-- BEGIN --

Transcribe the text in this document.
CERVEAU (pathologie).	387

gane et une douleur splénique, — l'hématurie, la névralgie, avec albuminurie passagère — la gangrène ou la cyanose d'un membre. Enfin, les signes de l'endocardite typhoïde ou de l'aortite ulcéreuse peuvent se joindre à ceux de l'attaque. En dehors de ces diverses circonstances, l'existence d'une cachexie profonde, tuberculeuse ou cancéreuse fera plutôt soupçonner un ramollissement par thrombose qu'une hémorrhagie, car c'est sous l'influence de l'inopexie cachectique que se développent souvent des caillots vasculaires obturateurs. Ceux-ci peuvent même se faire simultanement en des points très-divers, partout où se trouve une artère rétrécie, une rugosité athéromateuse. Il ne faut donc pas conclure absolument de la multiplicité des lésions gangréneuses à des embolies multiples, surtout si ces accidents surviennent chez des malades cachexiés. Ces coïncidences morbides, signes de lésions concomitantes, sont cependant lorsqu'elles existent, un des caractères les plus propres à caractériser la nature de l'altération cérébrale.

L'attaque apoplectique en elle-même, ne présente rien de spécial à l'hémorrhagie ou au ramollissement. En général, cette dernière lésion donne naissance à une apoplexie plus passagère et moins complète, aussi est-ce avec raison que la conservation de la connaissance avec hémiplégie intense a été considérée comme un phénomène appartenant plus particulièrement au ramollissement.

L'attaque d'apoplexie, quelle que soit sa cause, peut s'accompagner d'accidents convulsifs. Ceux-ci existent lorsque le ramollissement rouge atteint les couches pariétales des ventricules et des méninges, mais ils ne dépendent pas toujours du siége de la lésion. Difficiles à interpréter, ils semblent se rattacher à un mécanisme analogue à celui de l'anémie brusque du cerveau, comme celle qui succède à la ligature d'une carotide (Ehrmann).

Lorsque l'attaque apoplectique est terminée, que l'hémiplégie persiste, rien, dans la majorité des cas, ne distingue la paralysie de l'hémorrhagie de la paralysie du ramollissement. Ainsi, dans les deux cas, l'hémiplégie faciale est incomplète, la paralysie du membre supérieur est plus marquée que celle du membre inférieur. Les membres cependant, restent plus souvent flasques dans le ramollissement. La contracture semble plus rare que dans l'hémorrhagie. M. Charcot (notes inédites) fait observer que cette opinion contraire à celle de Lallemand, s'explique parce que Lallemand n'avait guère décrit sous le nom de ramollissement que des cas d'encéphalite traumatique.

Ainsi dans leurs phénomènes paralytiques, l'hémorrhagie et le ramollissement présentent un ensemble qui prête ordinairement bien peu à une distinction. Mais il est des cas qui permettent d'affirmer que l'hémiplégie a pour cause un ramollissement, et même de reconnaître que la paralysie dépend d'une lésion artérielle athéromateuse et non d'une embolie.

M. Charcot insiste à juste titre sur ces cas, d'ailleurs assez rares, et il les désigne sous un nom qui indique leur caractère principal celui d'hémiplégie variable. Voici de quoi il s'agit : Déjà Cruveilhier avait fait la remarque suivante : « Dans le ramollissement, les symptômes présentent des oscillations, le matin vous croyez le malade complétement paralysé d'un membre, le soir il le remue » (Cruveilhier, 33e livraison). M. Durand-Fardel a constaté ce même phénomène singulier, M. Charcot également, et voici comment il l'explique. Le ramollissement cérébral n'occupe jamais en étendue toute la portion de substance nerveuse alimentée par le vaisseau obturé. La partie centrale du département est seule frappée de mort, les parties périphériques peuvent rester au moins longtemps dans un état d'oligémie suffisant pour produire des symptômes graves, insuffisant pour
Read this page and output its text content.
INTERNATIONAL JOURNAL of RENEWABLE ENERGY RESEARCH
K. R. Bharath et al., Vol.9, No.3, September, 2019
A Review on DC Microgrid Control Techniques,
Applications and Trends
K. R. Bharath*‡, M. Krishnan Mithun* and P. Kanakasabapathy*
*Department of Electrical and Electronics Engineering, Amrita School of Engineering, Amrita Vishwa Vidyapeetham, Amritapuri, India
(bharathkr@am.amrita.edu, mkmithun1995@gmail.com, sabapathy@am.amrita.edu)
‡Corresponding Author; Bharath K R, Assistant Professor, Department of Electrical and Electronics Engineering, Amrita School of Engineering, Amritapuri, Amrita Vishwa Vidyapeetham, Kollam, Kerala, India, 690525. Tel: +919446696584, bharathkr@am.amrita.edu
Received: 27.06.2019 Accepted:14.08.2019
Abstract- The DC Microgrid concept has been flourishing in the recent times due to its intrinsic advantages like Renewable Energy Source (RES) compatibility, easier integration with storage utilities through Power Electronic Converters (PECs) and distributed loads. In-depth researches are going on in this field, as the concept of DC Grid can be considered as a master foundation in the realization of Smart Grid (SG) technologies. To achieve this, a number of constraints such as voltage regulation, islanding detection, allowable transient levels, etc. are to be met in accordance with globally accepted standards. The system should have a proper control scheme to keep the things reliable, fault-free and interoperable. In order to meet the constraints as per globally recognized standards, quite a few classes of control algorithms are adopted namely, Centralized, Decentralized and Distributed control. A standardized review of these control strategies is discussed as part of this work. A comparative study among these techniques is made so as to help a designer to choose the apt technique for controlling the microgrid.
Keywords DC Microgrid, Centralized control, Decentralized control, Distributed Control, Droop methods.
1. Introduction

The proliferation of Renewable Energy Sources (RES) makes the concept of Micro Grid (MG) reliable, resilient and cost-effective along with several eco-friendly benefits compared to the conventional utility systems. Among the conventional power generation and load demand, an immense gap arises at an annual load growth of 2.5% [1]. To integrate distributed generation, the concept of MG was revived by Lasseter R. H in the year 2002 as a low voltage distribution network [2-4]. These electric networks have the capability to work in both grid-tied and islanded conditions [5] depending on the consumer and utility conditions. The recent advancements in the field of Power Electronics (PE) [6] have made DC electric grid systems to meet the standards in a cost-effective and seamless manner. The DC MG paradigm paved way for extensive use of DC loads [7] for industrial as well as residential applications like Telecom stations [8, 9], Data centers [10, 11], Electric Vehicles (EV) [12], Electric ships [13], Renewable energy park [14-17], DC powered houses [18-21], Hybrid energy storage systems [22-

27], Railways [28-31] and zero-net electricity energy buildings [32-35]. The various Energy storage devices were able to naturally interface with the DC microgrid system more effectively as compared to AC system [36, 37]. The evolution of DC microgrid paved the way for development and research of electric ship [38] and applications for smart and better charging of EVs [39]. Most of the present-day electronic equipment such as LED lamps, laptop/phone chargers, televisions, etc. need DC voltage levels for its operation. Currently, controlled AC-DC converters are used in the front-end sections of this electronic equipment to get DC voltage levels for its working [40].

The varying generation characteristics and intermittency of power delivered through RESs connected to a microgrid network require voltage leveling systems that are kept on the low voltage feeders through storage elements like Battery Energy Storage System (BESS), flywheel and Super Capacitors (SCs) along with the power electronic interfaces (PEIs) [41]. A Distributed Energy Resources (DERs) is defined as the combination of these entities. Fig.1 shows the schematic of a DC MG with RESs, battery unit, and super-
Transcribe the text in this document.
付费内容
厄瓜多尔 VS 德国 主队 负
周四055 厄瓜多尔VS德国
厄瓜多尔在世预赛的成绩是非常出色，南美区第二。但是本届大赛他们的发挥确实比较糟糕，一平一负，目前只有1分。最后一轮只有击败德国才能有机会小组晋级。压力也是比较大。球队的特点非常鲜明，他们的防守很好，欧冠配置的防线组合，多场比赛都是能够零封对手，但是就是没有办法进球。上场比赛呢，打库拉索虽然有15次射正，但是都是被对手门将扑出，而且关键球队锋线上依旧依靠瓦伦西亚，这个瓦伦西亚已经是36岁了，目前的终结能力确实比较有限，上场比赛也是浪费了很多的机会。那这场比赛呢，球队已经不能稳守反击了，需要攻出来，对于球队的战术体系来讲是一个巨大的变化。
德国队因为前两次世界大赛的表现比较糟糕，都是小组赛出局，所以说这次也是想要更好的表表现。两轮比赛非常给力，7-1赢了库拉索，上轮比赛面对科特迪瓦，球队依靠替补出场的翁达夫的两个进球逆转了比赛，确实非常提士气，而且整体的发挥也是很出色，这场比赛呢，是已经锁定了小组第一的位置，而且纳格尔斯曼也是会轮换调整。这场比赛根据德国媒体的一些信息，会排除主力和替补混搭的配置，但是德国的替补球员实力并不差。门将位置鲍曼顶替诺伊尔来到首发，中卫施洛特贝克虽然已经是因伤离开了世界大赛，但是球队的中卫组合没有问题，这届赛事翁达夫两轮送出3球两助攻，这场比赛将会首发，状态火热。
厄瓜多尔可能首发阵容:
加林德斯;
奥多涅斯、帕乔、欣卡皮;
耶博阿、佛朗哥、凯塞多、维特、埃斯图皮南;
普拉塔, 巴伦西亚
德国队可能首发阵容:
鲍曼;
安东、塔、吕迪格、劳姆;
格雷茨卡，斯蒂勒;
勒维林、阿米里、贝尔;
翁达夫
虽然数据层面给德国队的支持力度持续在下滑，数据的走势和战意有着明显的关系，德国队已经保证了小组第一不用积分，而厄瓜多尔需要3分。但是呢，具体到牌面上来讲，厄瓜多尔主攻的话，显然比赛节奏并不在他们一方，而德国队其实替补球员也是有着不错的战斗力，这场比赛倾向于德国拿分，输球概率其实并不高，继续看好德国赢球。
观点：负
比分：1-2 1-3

-- END --

## Problem statement
Gather up the lines containing the word "Electronics" from these records and copy them.

## The solution
*Department of Electrical and Electronics Engineering, Amrita School of Engineering, Amrita Vishwa Vidyapeetham, Amritapuri, India
‡Corresponding Author; Bharath K R, Assistant Professor, Department of Electrical and Electronics Engineering, Amrita School of Engineering, Amritapuri, Amrita Vishwa Vidyapeetham, Kollam, Kerala, India, 690525. Tel: +919446696584, bharathkr@am.amrita.edu
The proliferation of Renewable Energy Sources (RES) makes the concept of Micro Grid (MG) reliable, resilient and cost-effective along with several eco-friendly benefits compared to the conventional utility systems. Among the conventional power generation and load demand, an immense gap arises at an annual load growth of 2.5% [1]. To integrate distributed generation, the concept of MG was revived by Lasseter R. H in the year 2002 as a low voltage distribution network [2-4]. These electric networks have the capability to work in both grid-tied and islanded conditions [5] depending on the consumer and utility conditions. The recent advancements in the field of Power Electronics (PE) [6] have made DC electric grid systems to meet the standards in a cost-effective and seamless manner. The DC MG paradigm paved way for extensive use of DC loads [7] for industrial as well as residential applications like Telecom stations [8, 9], Data centers [10, 11], Electric Vehicles (EV) [12], Electric ships [13], Renewable energy park [14-17], DC powered houses [18-21], Hybrid energy storage systems [22-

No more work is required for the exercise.